Quote the whole listing word for word, please.

◇ ◇ ◇ ◇ ◇ ◇ ◇

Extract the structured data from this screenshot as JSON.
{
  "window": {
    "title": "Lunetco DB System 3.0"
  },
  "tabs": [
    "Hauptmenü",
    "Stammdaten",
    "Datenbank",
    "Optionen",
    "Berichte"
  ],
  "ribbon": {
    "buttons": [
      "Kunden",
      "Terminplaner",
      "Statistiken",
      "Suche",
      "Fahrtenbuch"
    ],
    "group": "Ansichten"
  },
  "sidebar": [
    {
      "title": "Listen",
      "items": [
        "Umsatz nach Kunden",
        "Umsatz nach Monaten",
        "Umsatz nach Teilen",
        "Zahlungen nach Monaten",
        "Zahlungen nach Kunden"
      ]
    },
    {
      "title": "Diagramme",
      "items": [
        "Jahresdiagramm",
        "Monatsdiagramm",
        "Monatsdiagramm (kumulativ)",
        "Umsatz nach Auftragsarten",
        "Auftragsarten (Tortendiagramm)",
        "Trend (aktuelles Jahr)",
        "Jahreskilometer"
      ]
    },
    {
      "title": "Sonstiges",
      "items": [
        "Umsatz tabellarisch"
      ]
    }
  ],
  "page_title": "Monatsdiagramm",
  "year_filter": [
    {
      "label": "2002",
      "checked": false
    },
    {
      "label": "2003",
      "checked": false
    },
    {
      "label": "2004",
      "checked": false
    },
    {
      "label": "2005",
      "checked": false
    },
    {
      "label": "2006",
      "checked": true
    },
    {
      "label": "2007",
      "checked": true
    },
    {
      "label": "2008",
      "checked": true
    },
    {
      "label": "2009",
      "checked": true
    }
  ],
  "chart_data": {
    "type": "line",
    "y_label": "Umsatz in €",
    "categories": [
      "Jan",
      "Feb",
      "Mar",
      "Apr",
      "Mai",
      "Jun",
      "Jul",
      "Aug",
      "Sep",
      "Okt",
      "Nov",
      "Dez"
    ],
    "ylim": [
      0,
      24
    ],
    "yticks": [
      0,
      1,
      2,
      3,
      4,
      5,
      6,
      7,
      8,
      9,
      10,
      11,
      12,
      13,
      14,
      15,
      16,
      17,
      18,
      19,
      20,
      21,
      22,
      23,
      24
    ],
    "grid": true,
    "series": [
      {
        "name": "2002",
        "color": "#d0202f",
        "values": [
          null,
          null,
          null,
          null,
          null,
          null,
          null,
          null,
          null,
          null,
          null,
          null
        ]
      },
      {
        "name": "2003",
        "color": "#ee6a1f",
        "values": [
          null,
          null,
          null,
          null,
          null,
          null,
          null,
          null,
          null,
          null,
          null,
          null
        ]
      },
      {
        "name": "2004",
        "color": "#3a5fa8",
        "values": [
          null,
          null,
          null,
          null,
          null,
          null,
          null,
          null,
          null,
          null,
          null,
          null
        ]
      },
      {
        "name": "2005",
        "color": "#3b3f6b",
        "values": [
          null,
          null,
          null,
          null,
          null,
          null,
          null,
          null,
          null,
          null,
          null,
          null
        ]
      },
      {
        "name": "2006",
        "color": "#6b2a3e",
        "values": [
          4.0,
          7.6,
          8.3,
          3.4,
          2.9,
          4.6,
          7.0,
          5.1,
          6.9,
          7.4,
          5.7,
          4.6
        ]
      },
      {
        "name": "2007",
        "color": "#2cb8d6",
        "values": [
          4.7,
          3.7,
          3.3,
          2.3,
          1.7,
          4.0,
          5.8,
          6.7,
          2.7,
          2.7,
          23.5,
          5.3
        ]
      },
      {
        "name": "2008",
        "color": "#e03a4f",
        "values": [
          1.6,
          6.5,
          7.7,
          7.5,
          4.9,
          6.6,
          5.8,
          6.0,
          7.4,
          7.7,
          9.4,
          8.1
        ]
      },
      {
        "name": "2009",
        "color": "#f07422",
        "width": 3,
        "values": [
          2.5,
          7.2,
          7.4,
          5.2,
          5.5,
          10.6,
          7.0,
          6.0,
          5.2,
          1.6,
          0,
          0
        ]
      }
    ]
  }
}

◇ ◇ ◇ ◇ ◇ ◇ ◇

■ Reply
Extract the structured data from this screenshot as JSON.
{
  "window": {
    "title": "Lunetco DB System 3.0"
  },
  "tabs": [
    "Hauptmenü",
    "Stammdaten",
    "Datenbank",
    "Optionen",
    "Berichte"
  ],
  "ribbon": {
    "buttons": [
      "Kunden",
      "Terminplaner",
      "Statistiken",
      "Suche",
      "Fahrtenbuch"
    ],
    "group": "Ansichten"
  },
  "sidebar": [
    {
      "title": "Listen",
      "items": [
        "Umsatz nach Kunden",
        "Umsatz nach Monaten",
        "Umsatz nach Teilen",
        "Zahlungen nach Monaten",
        "Zahlungen nach Kunden"
      ]
    },
    {
      "title": "Diagramme",
      "items": [
        "Jahresdiagramm",
        "Monatsdiagramm",
        "Monatsdiagramm (kumulativ)",
        "Umsatz nach Auftragsarten",
        "Auftragsarten (Tortendiagramm)",
        "Trend (aktuelles Jahr)",
        "Jahreskilometer"
      ]
    },
    {
      "title": "Sonstiges",
      "items": [
        "Umsatz tabellarisch"
      ]
    }
  ],
  "page_title": "Monatsdiagramm",
  "year_filter": [
    {
      "label": "2002",
      "checked": false
    },
    {
      "label": "2003",
      "checked": false
    },
    {
      "label": "2004",
      "checked": false
    },
    {
      "label": "2005",
      "checked": false
    },
    {
      "label": "2006",
      "checked": true
    },
    {
      "label": "2007",
      "checked": true
    },
    {
      "label": "2008",
      "checked": true
    },
    {
      "label": "2009",
      "checked": true
    }
  ],
  "chart_data": {
    "type": "line",
    "y_label": "Umsatz in €",
    "categories": [
      "Jan",
      "Feb",
      "Mar",
      "Apr",
      "Mai",
      "Jun",
      "Jul",
      "Aug",
      "Sep",
      "Okt",
      "Nov",
      "Dez"
    ],
    "ylim": [
      0,
      24
    ],
    "yticks": [
      0,
      1,
      2,
      3,
      4,
      5,
      6,
      7,
      8,
      9,
      10,
      11,
      12,
      13,
      14,
      15,
      16,
      17,
      18,
      19,
      20,
      21,
      22,
      23,
      24
    ],
    "grid": true,
    "series": [
      {
        "name": "2002",
        "color": "#d0202f",
        "values": [
          null,
          null,
          null,
          null,
          null,
          null,
          null,
          null,
          null,
          null,
          null,
          null
        ]
      },
      {
        "name": "2003",
        "color": "#ee6a1f",
        "values": [
          null,
          null,
          null,
          null,
          null,
          null,
          null,
          null,
          null,
          null,
          null,
          null
        ]
      },
      {
        "name": "2004",
        "color": "#3a5fa8",
        "values": [
          null,
          null,
          null,
          null,
          null,
          null,
          null,
          null,
          null,
          null,
          null,
          null
        ]
      },
      {
        "name": "2005",
        "color": "#3b3f6b",
        "values": [
          null,
          null,
          null,
          null,
          null,
          null,
          null,
          null,
          null,
          null,
          null,
          null
        ]
      },
      {
        "name": "2006",
        "color": "#6b2a3e",
        "values": [
          4.0,
          7.6,
          8.3,
          3.4,
          2.9,
          4.6,
          7.0,
          5.1,
          6.9,
          7.4,
          5.7,
          4.6
        ]
      },
      {
        "name": "2007",
        "color": "#2cb8d6",
        "values": [
          4.7,
          3.7,
          3.3,
          2.3,
          1.7,
          4.0,
          5.8,
          6.7,
          2.7,
          2.7,
          23.5,
          5.3
        ]
      },
      {
        "name": "2008",
        "color": "#e03a4f",
        "values": [
          1.6,
          6.5,
          7.7,
          7.5,
          4.9,
          6.6,
          5.8,
          6.0,
          7.4,
          7.7,
          9.4,
          8.1
        ]
      },
      {
        "name": "2009",
        "color": "#f07422",
        "width": 3,
        "values": [
          2.5,
          7.2,
          7.4,
          5.2,
          5.5,
          10.6,
          7.0,
          6.0,
          5.2,
          1.6,
          0,
          0
        ]
      }
    ]
  }
}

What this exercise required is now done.